WHAT TO DO -
The copy you return should hold every record below word for word and no images.

Dataset rows about figures
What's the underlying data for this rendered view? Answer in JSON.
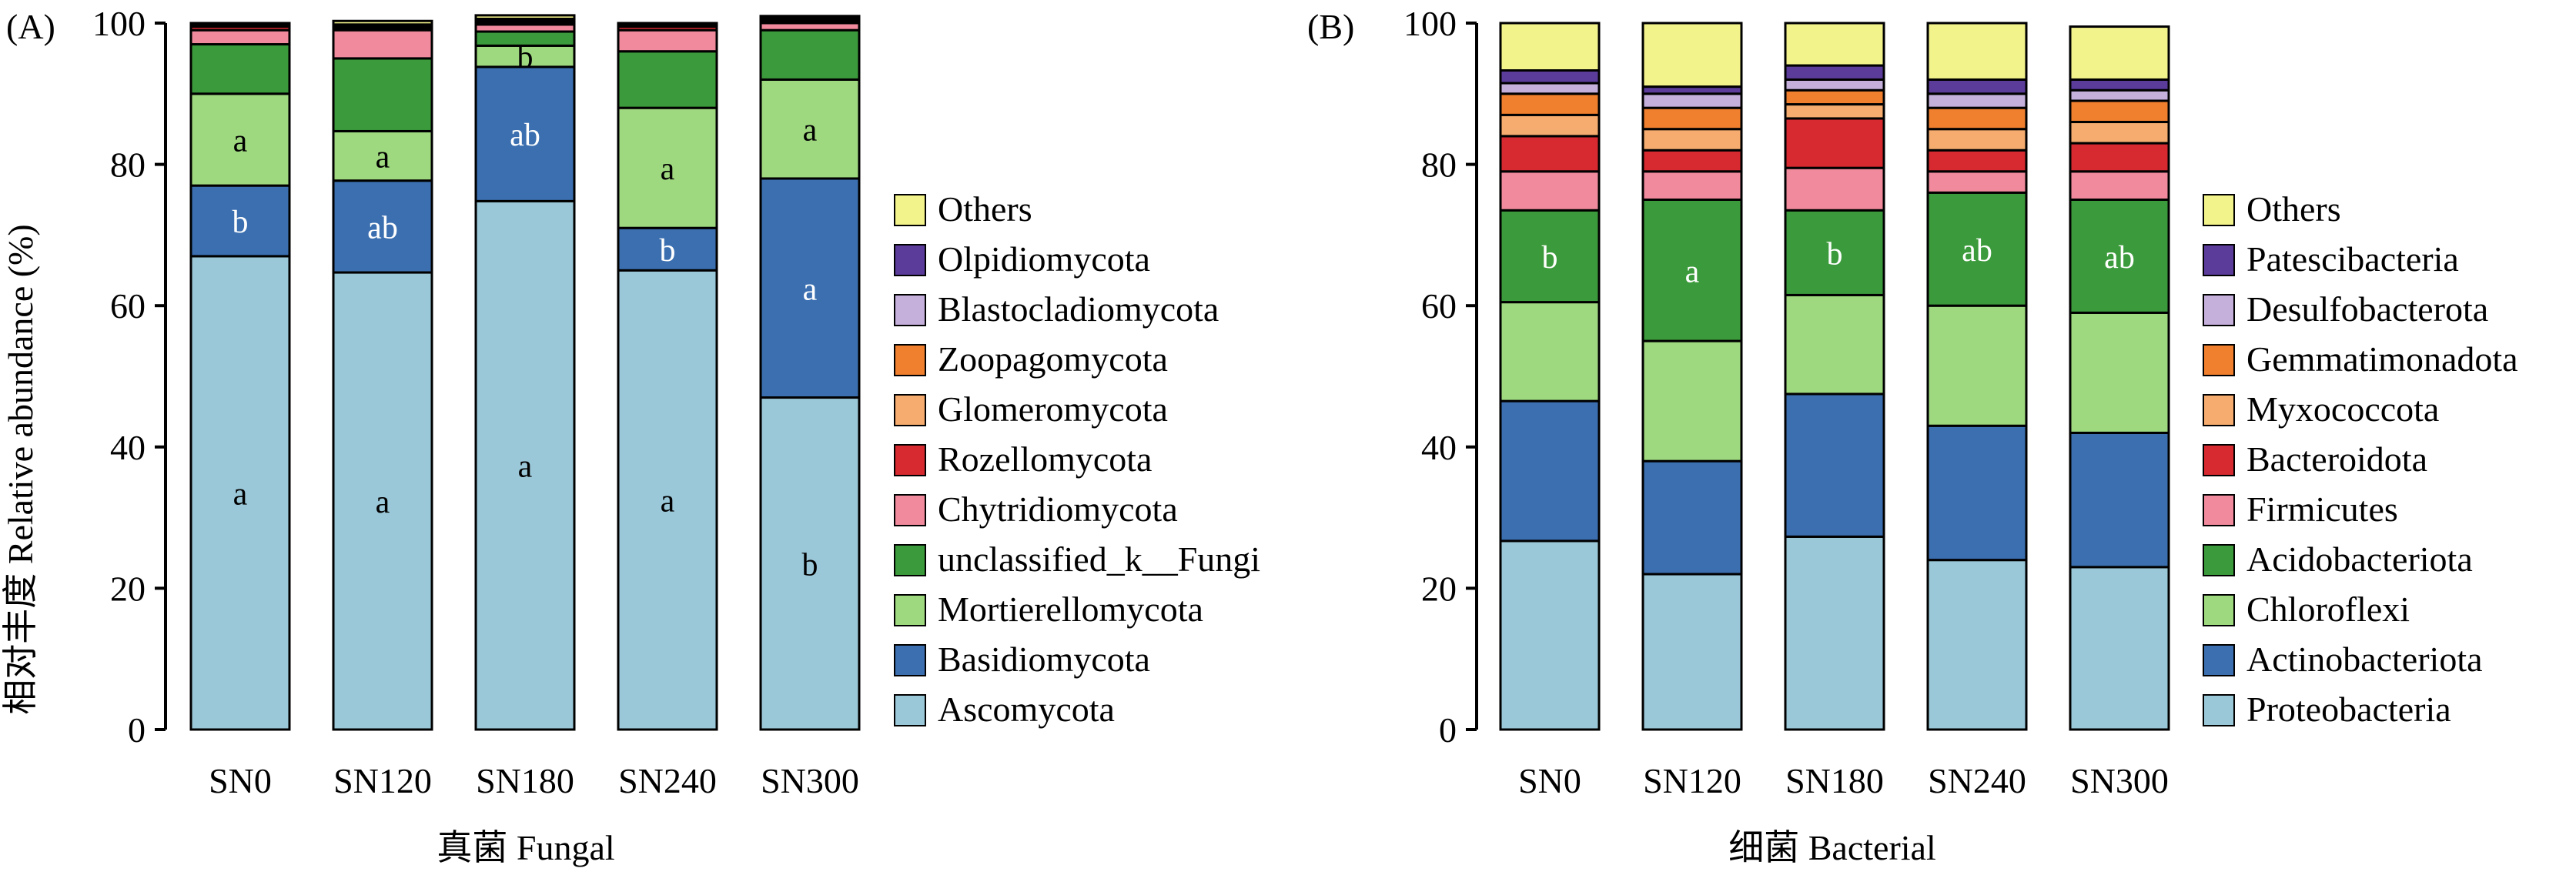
{
  "figure": {
    "y_axis_title": "相对丰度 Relative abundance (%)"
  },
  "chart_data": [
    {
      "type": "bar",
      "stacked": true,
      "panel_label": "(A)",
      "xlabel": "真菌 Fungal",
      "ylabel": "相对丰度 Relative abundance (%)",
      "ylim": [
        0,
        100
      ],
      "yticks": [
        0,
        20,
        40,
        60,
        80,
        100
      ],
      "legend_position": "right",
      "categories": [
        "SN0",
        "SN120",
        "SN180",
        "SN240",
        "SN300"
      ],
      "series": [
        {
          "name": "Ascomycota",
          "color": "#9ac8d8",
          "values": [
            67,
            64.7,
            74.8,
            65,
            47
          ],
          "labels": [
            "a",
            "a",
            "a",
            "a",
            "b"
          ]
        },
        {
          "name": "Basidiomycota",
          "color": "#3b6fb0",
          "values": [
            10,
            13,
            19,
            6,
            31
          ],
          "labels": [
            "b",
            "ab",
            "ab",
            "b",
            "a"
          ]
        },
        {
          "name": "Mortierellomycota",
          "color": "#9fd97f",
          "values": [
            13,
            7,
            3,
            17,
            14
          ],
          "labels": [
            "a",
            "a",
            "b",
            "a",
            "a"
          ]
        },
        {
          "name": "unclassified_k__Fungi",
          "color": "#3b9a3b",
          "values": [
            7,
            10.3,
            2,
            8,
            7
          ],
          "labels": [
            "",
            "",
            "",
            "",
            ""
          ]
        },
        {
          "name": "Chytridiomycota",
          "color": "#f08a9c",
          "values": [
            2,
            4,
            1,
            3,
            1
          ],
          "labels": [
            "",
            "",
            "",
            "",
            ""
          ]
        },
        {
          "name": "Rozellomycota",
          "color": "#d62a30",
          "values": [
            0.5,
            0.3,
            0.3,
            0.5,
            0.3
          ],
          "labels": [
            "",
            "",
            "",
            "",
            ""
          ]
        },
        {
          "name": "Glomeromycota",
          "color": "#f5ac6e",
          "values": [
            0.2,
            0.2,
            0.2,
            0.2,
            0.2
          ],
          "labels": [
            "",
            "",
            "",
            "",
            ""
          ]
        },
        {
          "name": "Zoopagomycota",
          "color": "#f07f2e",
          "values": [
            0.1,
            0.1,
            0.1,
            0.1,
            0.1
          ],
          "labels": [
            "",
            "",
            "",
            "",
            ""
          ]
        },
        {
          "name": "Blastocladiomycota",
          "color": "#c5b0dc",
          "values": [
            0.1,
            0.1,
            0.1,
            0.1,
            0.1
          ],
          "labels": [
            "",
            "",
            "",
            "",
            ""
          ]
        },
        {
          "name": "Olpidiomycota",
          "color": "#5b3c9b",
          "values": [
            0.1,
            0.1,
            0.1,
            0.1,
            0.1
          ],
          "labels": [
            "",
            "",
            "",
            "",
            ""
          ]
        },
        {
          "name": "Others",
          "color": "#f3f38b",
          "values": [
            0.0,
            0.5,
            0.5,
            0.0,
            0.2
          ],
          "labels": [
            "",
            "",
            "",
            "",
            ""
          ]
        }
      ]
    },
    {
      "type": "bar",
      "stacked": true,
      "panel_label": "(B)",
      "xlabel": "细菌 Bacterial",
      "ylabel": "",
      "ylim": [
        0,
        100
      ],
      "yticks": [
        0,
        20,
        40,
        60,
        80,
        100
      ],
      "legend_position": "right",
      "categories": [
        "SN0",
        "SN120",
        "SN180",
        "SN240",
        "SN300"
      ],
      "series": [
        {
          "name": "Proteobacteria",
          "color": "#9ac8d8",
          "values": [
            26.7,
            22,
            27.3,
            24,
            23
          ],
          "labels": [
            "",
            "",
            "",
            "",
            ""
          ]
        },
        {
          "name": "Actinobacteriota",
          "color": "#3b6fb0",
          "values": [
            19.8,
            16,
            20.2,
            19,
            19
          ],
          "labels": [
            "",
            "",
            "",
            "",
            ""
          ]
        },
        {
          "name": "Chloroflexi",
          "color": "#9fd97f",
          "values": [
            14,
            17,
            14,
            17,
            17
          ],
          "labels": [
            "",
            "",
            "",
            "",
            ""
          ]
        },
        {
          "name": "Acidobacteriota",
          "color": "#3b9a3b",
          "values": [
            13,
            20,
            12,
            16,
            16
          ],
          "labels": [
            "b",
            "a",
            "b",
            "ab",
            "ab"
          ]
        },
        {
          "name": "Firmicutes",
          "color": "#f08a9c",
          "values": [
            5.5,
            4,
            6,
            3,
            4
          ],
          "labels": [
            "",
            "",
            "",
            "",
            ""
          ]
        },
        {
          "name": "Bacteroidota",
          "color": "#d62a30",
          "values": [
            5,
            3,
            7,
            3,
            4
          ],
          "labels": [
            "",
            "",
            "",
            "",
            ""
          ]
        },
        {
          "name": "Myxococcota",
          "color": "#f5ac6e",
          "values": [
            3,
            3,
            2,
            3,
            3
          ],
          "labels": [
            "",
            "",
            "",
            "",
            ""
          ]
        },
        {
          "name": "Gemmatimonadota",
          "color": "#f07f2e",
          "values": [
            3,
            3,
            2,
            3,
            3
          ],
          "labels": [
            "",
            "",
            "",
            "",
            ""
          ]
        },
        {
          "name": "Desulfobacterota",
          "color": "#c5b0dc",
          "values": [
            1.5,
            2,
            1.5,
            2,
            1.5
          ],
          "labels": [
            "",
            "",
            "",
            "",
            ""
          ]
        },
        {
          "name": "Patescibacteria",
          "color": "#5b3c9b",
          "values": [
            1.8,
            1,
            2,
            2,
            1.5
          ],
          "labels": [
            "",
            "",
            "",
            "",
            ""
          ]
        },
        {
          "name": "Others",
          "color": "#f3f38b",
          "values": [
            6.7,
            9,
            6,
            8,
            7.5
          ],
          "labels": [
            "",
            "",
            "",
            "",
            ""
          ]
        }
      ]
    }
  ]
}
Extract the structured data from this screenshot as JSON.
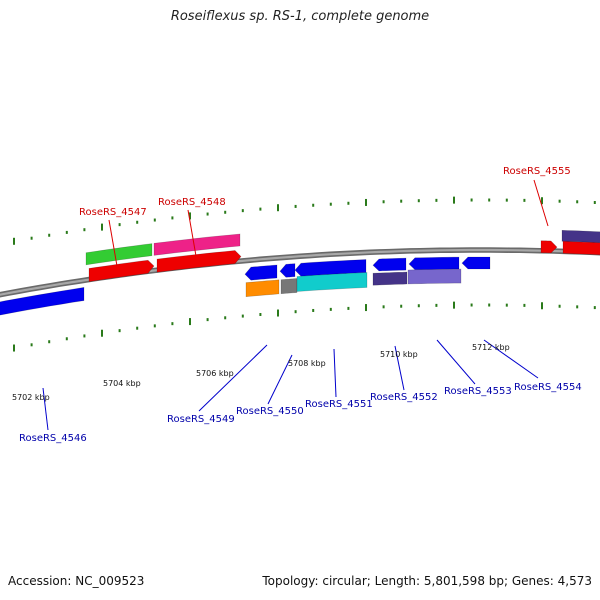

OUTPUT OF THE EXERCISE -
What's the underlying data for this rendered view? Answer in JSON.
{
  "figure": {
    "y_axis_title": "相对丰度 Relative abundance (%)"
  },
  "chart_data": [
    {
      "type": "bar",
      "stacked": true,
      "panel_label": "(A)",
      "xlabel": "真菌 Fungal",
      "ylabel": "相对丰度 Relative abundance (%)",
      "ylim": [
        0,
        100
      ],
      "yticks": [
        0,
        20,
        40,
        60,
        80,
        100
      ],
      "legend_position": "right",
      "categories": [
        "SN0",
        "SN120",
        "SN180",
        "SN240",
        "SN300"
      ],
      "series": [
        {
          "name": "Ascomycota",
          "color": "#9ac8d8",
          "values": [
            67,
            64.7,
            74.8,
            65,
            47
          ],
          "labels": [
            "a",
            "a",
            "a",
            "a",
            "b"
          ]
        },
        {
          "name": "Basidiomycota",
          "color": "#3b6fb0",
          "values": [
            10,
            13,
            19,
            6,
            31
          ],
          "labels": [
            "b",
            "ab",
            "ab",
            "b",
            "a"
          ]
        },
        {
          "name": "Mortierellomycota",
          "color": "#9fd97f",
          "values": [
            13,
            7,
            3,
            17,
            14
          ],
          "labels": [
            "a",
            "a",
            "b",
            "a",
            "a"
          ]
        },
        {
          "name": "unclassified_k__Fungi",
          "color": "#3b9a3b",
          "values": [
            7,
            10.3,
            2,
            8,
            7
          ],
          "labels": [
            "",
            "",
            "",
            "",
            ""
          ]
        },
        {
          "name": "Chytridiomycota",
          "color": "#f08a9c",
          "values": [
            2,
            4,
            1,
            3,
            1
          ],
          "labels": [
            "",
            "",
            "",
            "",
            ""
          ]
        },
        {
          "name": "Rozellomycota",
          "color": "#d62a30",
          "values": [
            0.5,
            0.3,
            0.3,
            0.5,
            0.3
          ],
          "labels": [
            "",
            "",
            "",
            "",
            ""
          ]
        },
        {
          "name": "Glomeromycota",
          "color": "#f5ac6e",
          "values": [
            0.2,
            0.2,
            0.2,
            0.2,
            0.2
          ],
          "labels": [
            "",
            "",
            "",
            "",
            ""
          ]
        },
        {
          "name": "Zoopagomycota",
          "color": "#f07f2e",
          "values": [
            0.1,
            0.1,
            0.1,
            0.1,
            0.1
          ],
          "labels": [
            "",
            "",
            "",
            "",
            ""
          ]
        },
        {
          "name": "Blastocladiomycota",
          "color": "#c5b0dc",
          "values": [
            0.1,
            0.1,
            0.1,
            0.1,
            0.1
          ],
          "labels": [
            "",
            "",
            "",
            "",
            ""
          ]
        },
        {
          "name": "Olpidiomycota",
          "color": "#5b3c9b",
          "values": [
            0.1,
            0.1,
            0.1,
            0.1,
            0.1
          ],
          "labels": [
            "",
            "",
            "",
            "",
            ""
          ]
        },
        {
          "name": "Others",
          "color": "#f3f38b",
          "values": [
            0.0,
            0.5,
            0.5,
            0.0,
            0.2
          ],
          "labels": [
            "",
            "",
            "",
            "",
            ""
          ]
        }
      ]
    },
    {
      "type": "bar",
      "stacked": true,
      "panel_label": "(B)",
      "xlabel": "细菌 Bacterial",
      "ylabel": "",
      "ylim": [
        0,
        100
      ],
      "yticks": [
        0,
        20,
        40,
        60,
        80,
        100
      ],
      "legend_position": "right",
      "categories": [
        "SN0",
        "SN120",
        "SN180",
        "SN240",
        "SN300"
      ],
      "series": [
        {
          "name": "Proteobacteria",
          "color": "#9ac8d8",
          "values": [
            26.7,
            22,
            27.3,
            24,
            23
          ],
          "labels": [
            "",
            "",
            "",
            "",
            ""
          ]
        },
        {
          "name": "Actinobacteriota",
          "color": "#3b6fb0",
          "values": [
            19.8,
            16,
            20.2,
            19,
            19
          ],
          "labels": [
            "",
            "",
            "",
            "",
            ""
          ]
        },
        {
          "name": "Chloroflexi",
          "color": "#9fd97f",
          "values": [
            14,
            17,
            14,
            17,
            17
          ],
          "labels": [
            "",
            "",
            "",
            "",
            ""
          ]
        },
        {
          "name": "Acidobacteriota",
          "color": "#3b9a3b",
          "values": [
            13,
            20,
            12,
            16,
            16
          ],
          "labels": [
            "b",
            "a",
            "b",
            "ab",
            "ab"
          ]
        },
        {
          "name": "Firmicutes",
          "color": "#f08a9c",
          "values": [
            5.5,
            4,
            6,
            3,
            4
          ],
          "labels": [
            "",
            "",
            "",
            "",
            ""
          ]
        },
        {
          "name": "Bacteroidota",
          "color": "#d62a30",
          "values": [
            5,
            3,
            7,
            3,
            4
          ],
          "labels": [
            "",
            "",
            "",
            "",
            ""
          ]
        },
        {
          "name": "Myxococcota",
          "color": "#f5ac6e",
          "values": [
            3,
            3,
            2,
            3,
            3
          ],
          "labels": [
            "",
            "",
            "",
            "",
            ""
          ]
        },
        {
          "name": "Gemmatimonadota",
          "color": "#f07f2e",
          "values": [
            3,
            3,
            2,
            3,
            3
          ],
          "labels": [
            "",
            "",
            "",
            "",
            ""
          ]
        },
        {
          "name": "Desulfobacterota",
          "color": "#c5b0dc",
          "values": [
            1.5,
            2,
            1.5,
            2,
            1.5
          ],
          "labels": [
            "",
            "",
            "",
            "",
            ""
          ]
        },
        {
          "name": "Patescibacteria",
          "color": "#5b3c9b",
          "values": [
            1.8,
            1,
            2,
            2,
            1.5
          ],
          "labels": [
            "",
            "",
            "",
            "",
            ""
          ]
        },
        {
          "name": "Others",
          "color": "#f3f38b",
          "values": [
            6.7,
            9,
            6,
            8,
            7.5
          ],
          "labels": [
            "",
            "",
            "",
            "",
            ""
          ]
        }
      ]
    }
  ]
}
Extract the structured data from this screenshot as JSON.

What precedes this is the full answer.